* Given request:
Extract every record, exactly as written, and ignore the pictures.

* Dataset extract:
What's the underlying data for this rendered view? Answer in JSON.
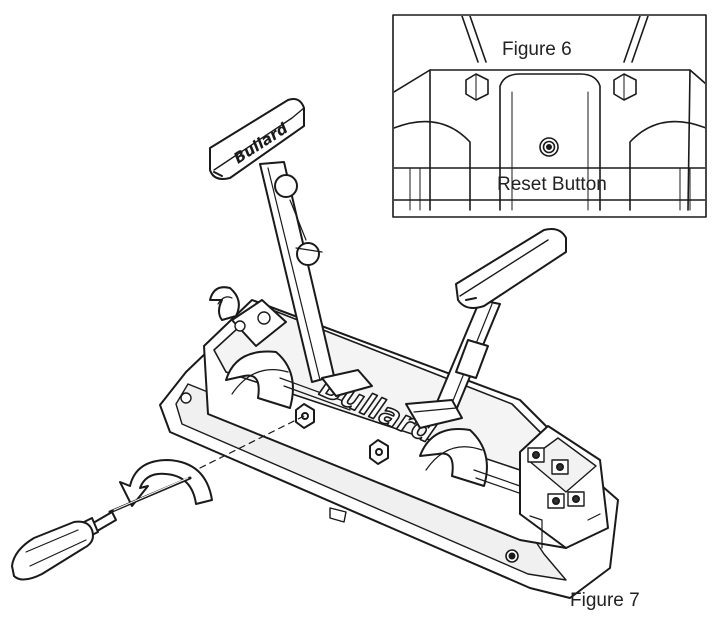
{
  "inset": {
    "figure_label": "Figure 6",
    "callout_label": "Reset Button"
  },
  "main": {
    "figure_label": "Figure 7",
    "brand_logo_text": "Bullard"
  },
  "colors": {
    "line": "#1a1a1a",
    "body_fill": "#ffffff",
    "shade": "#e6e6e6",
    "dark_fill": "#333333"
  },
  "icons": [
    "screwdriver-icon",
    "counterclockwise-arrow-icon",
    "reset-button-icon"
  ]
}
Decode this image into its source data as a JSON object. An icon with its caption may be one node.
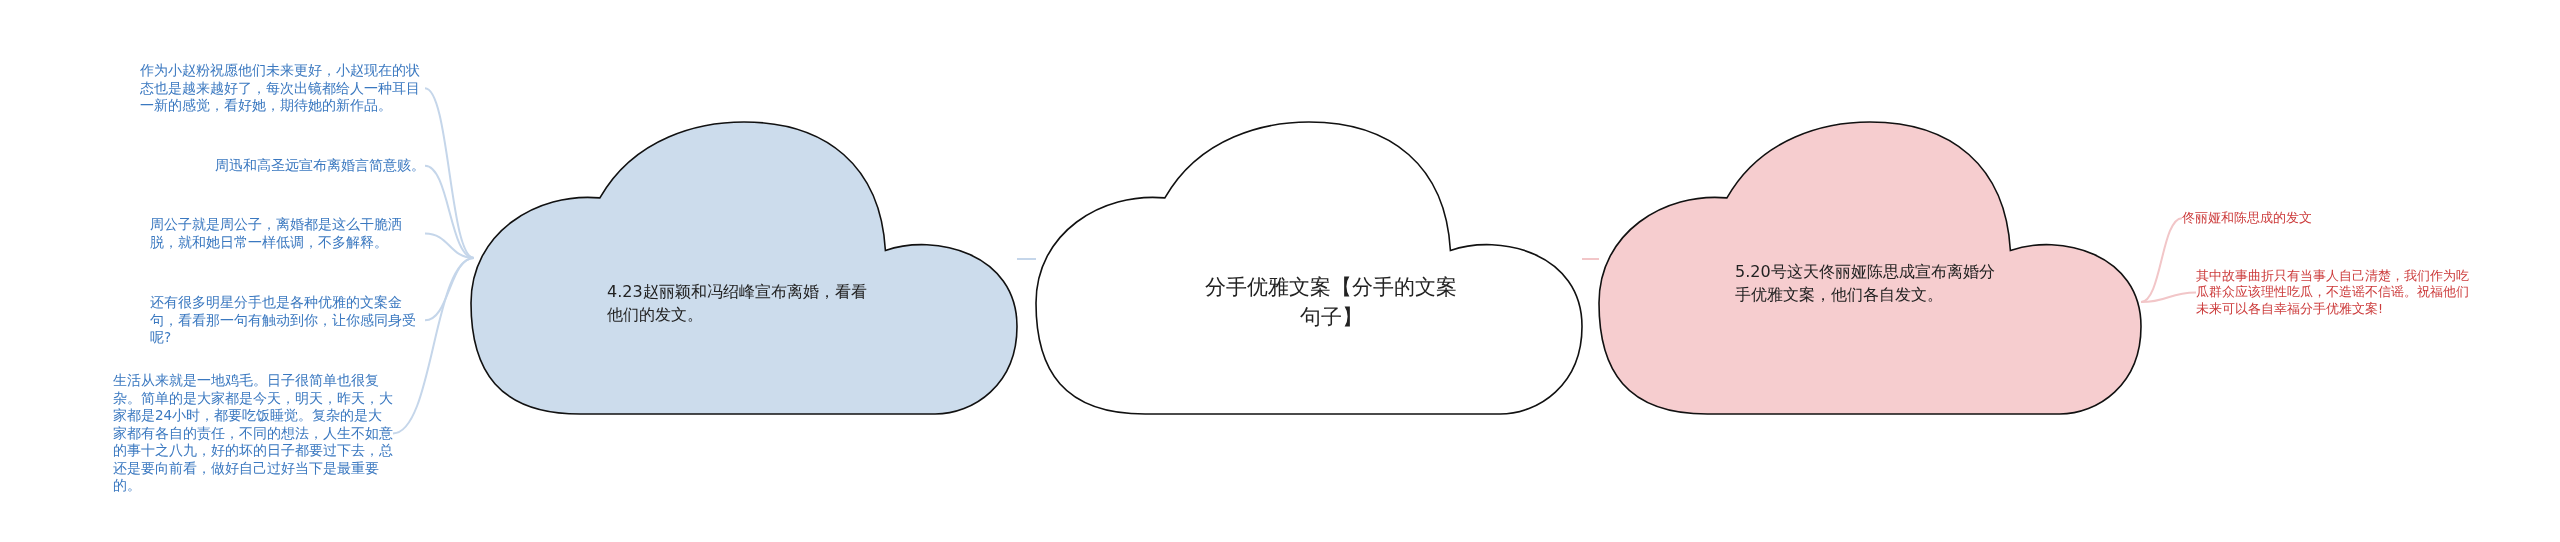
{
  "diagram": {
    "nodes": [
      {
        "text": [
          "分手优雅文案【分手的文案句子】"
        ]
      },
      {
        "text": [
          "4.23赵丽颖和冯绍峰宣布离婚，看看他们的发文。"
        ]
      },
      {
        "text": [
          "5.20号这天佟丽娅陈思成宣布离婚分手优雅文案，他们各自发文。"
        ]
      },
      {
        "text": [
          "作为小赵粉祝愿他们未来更好，小赵现在的状态也是越来越好了，每次出镜都给人一种耳目一新的感觉，看好她，期待她的新作品。"
        ]
      },
      {
        "text": [
          "周迅和高圣远宣布离婚言简意赅。"
        ]
      },
      {
        "text": [
          "周公子就是周公子，离婚都是这么干脆洒脱，就和她日常一样低调，不多解释。"
        ]
      },
      {
        "text": [
          "还有很多明星分手也是各种优雅的文案金句，看看那一句有触动到你，让你感同身受呢?"
        ]
      },
      {
        "text": [
          "生活从来就是一地鸡毛。日子很简单也很复杂。简单的是大家都是今天，明天，昨天，大家都是24小时，都要吃饭睡觉。复杂的是大家都有各自的责任，不同的想法，人生不如意的事十之八九，好的坏的日子都要过下去，总还是要向前看，做好自己过好当下是最重要的。"
        ]
      },
      {
        "text": [
          "佟丽娅和陈思成的发文"
        ]
      },
      {
        "text": [
          "其中故事曲折只有当事人自己清楚，我们作为吃瓜群众应该理性吃瓜，不造谣不信谣。祝福他们未来可以各自幸福分手优雅文案!"
        ]
      }
    ],
    "edges": [
      {
        "from": 0,
        "to": 1,
        "arrow": "none"
      },
      {
        "from": 0,
        "to": 2,
        "arrow": "none",
        "color": "#f2c6c8"
      },
      {
        "from": 1,
        "to": 3,
        "arrow": "none"
      },
      {
        "from": 1,
        "to": 4,
        "arrow": "none"
      },
      {
        "from": 1,
        "to": 5,
        "arrow": "none"
      },
      {
        "from": 1,
        "to": 6,
        "arrow": "none"
      },
      {
        "from": 1,
        "to": 7,
        "arrow": "none"
      },
      {
        "from": 2,
        "to": 8,
        "arrow": "none",
        "color": "#f2c6c8"
      },
      {
        "from": 2,
        "to": 9,
        "arrow": "none",
        "color": "#f2c6c8"
      }
    ]
  }
}
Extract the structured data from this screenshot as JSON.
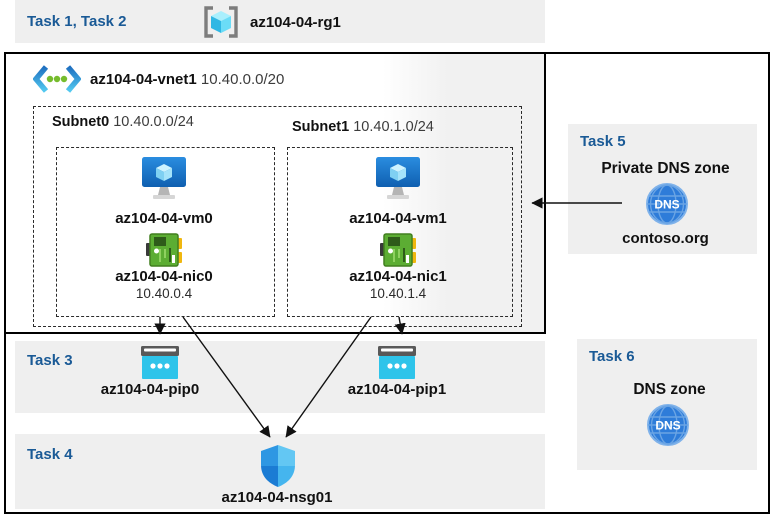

* Answer in full:
What's the underlying data for this rendered view? Answer in JSON.
{
  "inset": {
    "figure_label": "Figure 6",
    "callout_label": "Reset Button"
  },
  "main": {
    "figure_label": "Figure 7",
    "brand_logo_text": "Bullard"
  },
  "colors": {
    "line": "#1a1a1a",
    "body_fill": "#ffffff",
    "shade": "#e6e6e6",
    "dark_fill": "#333333"
  },
  "icons": [
    "screwdriver-icon",
    "counterclockwise-arrow-icon",
    "reset-button-icon"
  ]
}
Decode this image into its source data as a JSON object. An icon with its caption may be one node.
{
  "diagram": {
    "nodes": [
      {
        "text": [
          "分手优雅文案【分手的文案句子】"
        ]
      },
      {
        "text": [
          "4.23赵丽颖和冯绍峰宣布离婚，看看他们的发文。"
        ]
      },
      {
        "text": [
          "5.20号这天佟丽娅陈思成宣布离婚分手优雅文案，他们各自发文。"
        ]
      },
      {
        "text": [
          "作为小赵粉祝愿他们未来更好，小赵现在的状态也是越来越好了，每次出镜都给人一种耳目一新的感觉，看好她，期待她的新作品。"
        ]
      },
      {
        "text": [
          "周迅和高圣远宣布离婚言简意赅。"
        ]
      },
      {
        "text": [
          "周公子就是周公子，离婚都是这么干脆洒脱，就和她日常一样低调，不多解释。"
        ]
      },
      {
        "text": [
          "还有很多明星分手也是各种优雅的文案金句，看看那一句有触动到你，让你感同身受呢?"
        ]
      },
      {
        "text": [
          "生活从来就是一地鸡毛。日子很简单也很复杂。简单的是大家都是今天，明天，昨天，大家都是24小时，都要吃饭睡觉。复杂的是大家都有各自的责任，不同的想法，人生不如意的事十之八九，好的坏的日子都要过下去，总还是要向前看，做好自己过好当下是最重要的。"
        ]
      },
      {
        "text": [
          "佟丽娅和陈思成的发文"
        ]
      },
      {
        "text": [
          "其中故事曲折只有当事人自己清楚，我们作为吃瓜群众应该理性吃瓜，不造谣不信谣。祝福他们未来可以各自幸福分手优雅文案!"
        ]
      }
    ],
    "edges": [
      {
        "from": 0,
        "to": 1,
        "arrow": "none"
      },
      {
        "from": 0,
        "to": 2,
        "arrow": "none",
        "color": "#f2c6c8"
      },
      {
        "from": 1,
        "to": 3,
        "arrow": "none"
      },
      {
        "from": 1,
        "to": 4,
        "arrow": "none"
      },
      {
        "from": 1,
        "to": 5,
        "arrow": "none"
      },
      {
        "from": 1,
        "to": 6,
        "arrow": "none"
      },
      {
        "from": 1,
        "to": 7,
        "arrow": "none"
      },
      {
        "from": 2,
        "to": 8,
        "arrow": "none",
        "color": "#f2c6c8"
      },
      {
        "from": 2,
        "to": 9,
        "arrow": "none",
        "color": "#f2c6c8"
      }
    ]
  }
}
Extract the structured data from this screenshot as JSON.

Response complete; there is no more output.